WHAT YOU ARE ASKED TO DO. Write out the listing in full, matching it word for word.

[Collected data entries]
------------------------------------

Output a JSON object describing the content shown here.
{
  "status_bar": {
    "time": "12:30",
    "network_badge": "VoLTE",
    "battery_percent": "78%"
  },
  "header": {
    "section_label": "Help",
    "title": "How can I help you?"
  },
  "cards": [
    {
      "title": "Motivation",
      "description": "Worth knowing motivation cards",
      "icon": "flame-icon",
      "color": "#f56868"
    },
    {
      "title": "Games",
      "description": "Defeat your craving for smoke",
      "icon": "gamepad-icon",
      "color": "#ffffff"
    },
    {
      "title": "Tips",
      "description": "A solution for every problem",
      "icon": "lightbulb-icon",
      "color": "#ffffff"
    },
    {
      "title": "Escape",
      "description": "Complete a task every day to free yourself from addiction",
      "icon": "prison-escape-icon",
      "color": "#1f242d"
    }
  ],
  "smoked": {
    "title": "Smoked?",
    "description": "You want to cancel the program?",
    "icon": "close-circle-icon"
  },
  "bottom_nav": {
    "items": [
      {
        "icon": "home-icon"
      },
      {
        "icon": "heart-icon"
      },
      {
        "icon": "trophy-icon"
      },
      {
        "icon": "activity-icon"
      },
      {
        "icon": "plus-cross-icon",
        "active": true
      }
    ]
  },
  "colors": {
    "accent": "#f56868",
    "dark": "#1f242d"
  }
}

------------------------------------

THE ANSWER.
Output a JSON object describing the content shown here.
{
  "status_bar": {
    "time": "12:30",
    "network_badge": "VoLTE",
    "battery_percent": "78%"
  },
  "header": {
    "section_label": "Help",
    "title": "How can I help you?"
  },
  "cards": [
    {
      "title": "Motivation",
      "description": "Worth knowing motivation cards",
      "icon": "flame-icon",
      "color": "#f56868"
    },
    {
      "title": "Games",
      "description": "Defeat your craving for smoke",
      "icon": "gamepad-icon",
      "color": "#ffffff"
    },
    {
      "title": "Tips",
      "description": "A solution for every problem",
      "icon": "lightbulb-icon",
      "color": "#ffffff"
    },
    {
      "title": "Escape",
      "description": "Complete a task every day to free yourself from addiction",
      "icon": "prison-escape-icon",
      "color": "#1f242d"
    }
  ],
  "smoked": {
    "title": "Smoked?",
    "description": "You want to cancel the program?",
    "icon": "close-circle-icon"
  },
  "bottom_nav": {
    "items": [
      {
        "icon": "home-icon"
      },
      {
        "icon": "heart-icon"
      },
      {
        "icon": "trophy-icon"
      },
      {
        "icon": "activity-icon"
      },
      {
        "icon": "plus-cross-icon",
        "active": true
      }
    ]
  },
  "colors": {
    "accent": "#f56868",
    "dark": "#1f242d"
  }
}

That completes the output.